### PROVIDED RECORDS:

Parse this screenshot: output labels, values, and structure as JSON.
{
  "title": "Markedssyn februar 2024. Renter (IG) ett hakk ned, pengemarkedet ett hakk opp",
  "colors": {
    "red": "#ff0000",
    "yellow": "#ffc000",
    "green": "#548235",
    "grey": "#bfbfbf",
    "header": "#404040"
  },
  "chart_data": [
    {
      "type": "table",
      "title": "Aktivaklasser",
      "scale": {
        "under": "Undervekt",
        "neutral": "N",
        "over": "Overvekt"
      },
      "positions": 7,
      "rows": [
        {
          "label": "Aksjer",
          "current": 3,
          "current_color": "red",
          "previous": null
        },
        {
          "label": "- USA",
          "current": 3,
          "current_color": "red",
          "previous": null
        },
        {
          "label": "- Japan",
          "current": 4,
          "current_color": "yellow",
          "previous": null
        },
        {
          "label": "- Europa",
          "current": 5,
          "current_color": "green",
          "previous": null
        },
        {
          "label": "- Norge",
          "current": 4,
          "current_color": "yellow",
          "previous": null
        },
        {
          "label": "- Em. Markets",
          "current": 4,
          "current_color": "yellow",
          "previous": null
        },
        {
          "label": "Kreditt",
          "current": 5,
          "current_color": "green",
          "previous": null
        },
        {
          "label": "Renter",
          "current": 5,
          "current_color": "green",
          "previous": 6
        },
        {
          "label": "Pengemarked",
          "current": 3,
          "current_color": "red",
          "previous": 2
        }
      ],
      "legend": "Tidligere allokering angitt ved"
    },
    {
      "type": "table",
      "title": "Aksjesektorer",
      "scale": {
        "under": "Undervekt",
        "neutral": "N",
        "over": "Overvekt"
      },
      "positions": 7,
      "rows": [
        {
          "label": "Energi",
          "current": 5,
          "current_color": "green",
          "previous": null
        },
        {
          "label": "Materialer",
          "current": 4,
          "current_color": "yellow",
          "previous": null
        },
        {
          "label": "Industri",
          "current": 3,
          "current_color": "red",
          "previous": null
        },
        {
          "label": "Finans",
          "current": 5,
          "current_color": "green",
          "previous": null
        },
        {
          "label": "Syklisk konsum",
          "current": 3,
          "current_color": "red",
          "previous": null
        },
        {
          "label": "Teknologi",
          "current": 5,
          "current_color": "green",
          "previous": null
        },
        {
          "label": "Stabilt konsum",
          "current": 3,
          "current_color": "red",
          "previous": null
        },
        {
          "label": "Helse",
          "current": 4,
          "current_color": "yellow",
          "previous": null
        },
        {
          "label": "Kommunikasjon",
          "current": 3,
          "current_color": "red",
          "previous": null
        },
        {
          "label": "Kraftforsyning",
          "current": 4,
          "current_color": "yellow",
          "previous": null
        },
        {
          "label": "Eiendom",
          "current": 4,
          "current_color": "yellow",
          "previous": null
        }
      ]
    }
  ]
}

### WHAT IS REQUIRED:
Output the data above exactly, please, line for line.

### RESPONSE BELOW:
Parse this screenshot: output labels, values, and structure as JSON.
{
  "title": "Markedssyn februar 2024. Renter (IG) ett hakk ned, pengemarkedet ett hakk opp",
  "colors": {
    "red": "#ff0000",
    "yellow": "#ffc000",
    "green": "#548235",
    "grey": "#bfbfbf",
    "header": "#404040"
  },
  "chart_data": [
    {
      "type": "table",
      "title": "Aktivaklasser",
      "scale": {
        "under": "Undervekt",
        "neutral": "N",
        "over": "Overvekt"
      },
      "positions": 7,
      "rows": [
        {
          "label": "Aksjer",
          "current": 3,
          "current_color": "red",
          "previous": null
        },
        {
          "label": "- USA",
          "current": 3,
          "current_color": "red",
          "previous": null
        },
        {
          "label": "- Japan",
          "current": 4,
          "current_color": "yellow",
          "previous": null
        },
        {
          "label": "- Europa",
          "current": 5,
          "current_color": "green",
          "previous": null
        },
        {
          "label": "- Norge",
          "current": 4,
          "current_color": "yellow",
          "previous": null
        },
        {
          "label": "- Em. Markets",
          "current": 4,
          "current_color": "yellow",
          "previous": null
        },
        {
          "label": "Kreditt",
          "current": 5,
          "current_color": "green",
          "previous": null
        },
        {
          "label": "Renter",
          "current": 5,
          "current_color": "green",
          "previous": 6
        },
        {
          "label": "Pengemarked",
          "current": 3,
          "current_color": "red",
          "previous": 2
        }
      ],
      "legend": "Tidligere allokering angitt ved"
    },
    {
      "type": "table",
      "title": "Aksjesektorer",
      "scale": {
        "under": "Undervekt",
        "neutral": "N",
        "over": "Overvekt"
      },
      "positions": 7,
      "rows": [
        {
          "label": "Energi",
          "current": 5,
          "current_color": "green",
          "previous": null
        },
        {
          "label": "Materialer",
          "current": 4,
          "current_color": "yellow",
          "previous": null
        },
        {
          "label": "Industri",
          "current": 3,
          "current_color": "red",
          "previous": null
        },
        {
          "label": "Finans",
          "current": 5,
          "current_color": "green",
          "previous": null
        },
        {
          "label": "Syklisk konsum",
          "current": 3,
          "current_color": "red",
          "previous": null
        },
        {
          "label": "Teknologi",
          "current": 5,
          "current_color": "green",
          "previous": null
        },
        {
          "label": "Stabilt konsum",
          "current": 3,
          "current_color": "red",
          "previous": null
        },
        {
          "label": "Helse",
          "current": 4,
          "current_color": "yellow",
          "previous": null
        },
        {
          "label": "Kommunikasjon",
          "current": 3,
          "current_color": "red",
          "previous": null
        },
        {
          "label": "Kraftforsyning",
          "current": 4,
          "current_color": "yellow",
          "previous": null
        },
        {
          "label": "Eiendom",
          "current": 4,
          "current_color": "yellow",
          "previous": null
        }
      ]
    }
  ]
}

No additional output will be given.